[Saved entries]
★ ★ ★ ★ ★ ★ ★

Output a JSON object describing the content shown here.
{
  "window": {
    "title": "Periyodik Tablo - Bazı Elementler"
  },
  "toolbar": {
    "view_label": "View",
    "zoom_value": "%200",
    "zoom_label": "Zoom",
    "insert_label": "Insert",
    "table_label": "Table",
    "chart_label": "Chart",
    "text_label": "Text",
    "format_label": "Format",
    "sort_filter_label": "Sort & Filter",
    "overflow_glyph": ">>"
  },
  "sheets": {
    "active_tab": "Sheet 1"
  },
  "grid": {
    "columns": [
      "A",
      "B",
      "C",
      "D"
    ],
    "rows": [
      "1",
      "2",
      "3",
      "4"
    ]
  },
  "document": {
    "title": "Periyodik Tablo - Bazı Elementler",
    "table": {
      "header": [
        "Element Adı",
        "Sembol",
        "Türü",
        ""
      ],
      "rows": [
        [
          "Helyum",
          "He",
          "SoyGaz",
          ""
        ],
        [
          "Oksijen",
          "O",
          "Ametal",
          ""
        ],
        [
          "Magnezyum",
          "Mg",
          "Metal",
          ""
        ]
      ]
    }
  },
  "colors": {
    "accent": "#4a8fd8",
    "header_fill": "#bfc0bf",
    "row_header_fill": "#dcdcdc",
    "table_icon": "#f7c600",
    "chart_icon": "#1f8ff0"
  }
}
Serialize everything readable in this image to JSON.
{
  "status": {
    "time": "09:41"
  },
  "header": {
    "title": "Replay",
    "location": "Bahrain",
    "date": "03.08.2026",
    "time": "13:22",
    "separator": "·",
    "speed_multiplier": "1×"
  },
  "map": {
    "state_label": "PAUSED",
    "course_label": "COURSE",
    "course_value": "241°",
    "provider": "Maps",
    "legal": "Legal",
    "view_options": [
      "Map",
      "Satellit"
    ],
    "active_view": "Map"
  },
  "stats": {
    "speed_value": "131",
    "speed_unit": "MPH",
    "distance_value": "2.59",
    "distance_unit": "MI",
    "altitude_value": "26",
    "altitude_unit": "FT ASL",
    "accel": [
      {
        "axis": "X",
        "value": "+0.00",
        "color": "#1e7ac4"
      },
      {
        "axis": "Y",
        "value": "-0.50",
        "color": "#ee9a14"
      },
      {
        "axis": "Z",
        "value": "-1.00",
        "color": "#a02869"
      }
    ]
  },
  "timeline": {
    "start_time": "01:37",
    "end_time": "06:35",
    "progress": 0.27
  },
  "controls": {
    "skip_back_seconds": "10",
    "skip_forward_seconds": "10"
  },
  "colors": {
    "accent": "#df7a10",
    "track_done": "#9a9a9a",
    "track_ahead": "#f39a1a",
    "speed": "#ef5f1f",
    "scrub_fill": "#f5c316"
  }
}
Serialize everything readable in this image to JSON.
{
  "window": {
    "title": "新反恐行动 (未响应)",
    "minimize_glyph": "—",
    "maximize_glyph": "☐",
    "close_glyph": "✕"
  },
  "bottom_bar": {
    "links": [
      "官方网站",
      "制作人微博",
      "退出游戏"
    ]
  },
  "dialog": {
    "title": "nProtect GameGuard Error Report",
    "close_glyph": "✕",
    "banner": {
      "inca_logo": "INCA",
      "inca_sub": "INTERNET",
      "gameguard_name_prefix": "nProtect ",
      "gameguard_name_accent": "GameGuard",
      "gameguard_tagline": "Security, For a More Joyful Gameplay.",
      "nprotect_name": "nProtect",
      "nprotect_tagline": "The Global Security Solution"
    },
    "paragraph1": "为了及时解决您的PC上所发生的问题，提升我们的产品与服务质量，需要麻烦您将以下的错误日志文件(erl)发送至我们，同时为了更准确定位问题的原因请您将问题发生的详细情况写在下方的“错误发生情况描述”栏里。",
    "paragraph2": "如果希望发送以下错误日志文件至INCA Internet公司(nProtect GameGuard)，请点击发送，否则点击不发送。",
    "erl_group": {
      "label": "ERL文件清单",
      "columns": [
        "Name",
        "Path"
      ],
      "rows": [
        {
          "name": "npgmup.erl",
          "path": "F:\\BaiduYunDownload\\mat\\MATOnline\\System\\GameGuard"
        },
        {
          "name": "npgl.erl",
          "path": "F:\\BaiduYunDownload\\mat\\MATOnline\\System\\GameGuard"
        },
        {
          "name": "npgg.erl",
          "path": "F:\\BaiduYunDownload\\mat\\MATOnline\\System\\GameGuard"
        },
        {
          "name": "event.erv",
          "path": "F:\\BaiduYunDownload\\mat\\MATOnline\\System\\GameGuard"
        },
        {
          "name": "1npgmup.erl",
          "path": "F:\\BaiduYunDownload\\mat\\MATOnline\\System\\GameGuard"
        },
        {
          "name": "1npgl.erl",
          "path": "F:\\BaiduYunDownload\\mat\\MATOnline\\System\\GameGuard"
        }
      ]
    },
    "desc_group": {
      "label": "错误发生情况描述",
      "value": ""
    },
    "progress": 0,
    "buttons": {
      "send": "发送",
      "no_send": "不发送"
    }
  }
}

★ ★ ★ ★ ★ ★ ★

Copy out every line from the records that has the word "Bazı".

▶ _REPLY_:
    "title": "Periyodik Tablo - Bazı Elementler"
    "title": "Periyodik Tablo - Bazı Elementler",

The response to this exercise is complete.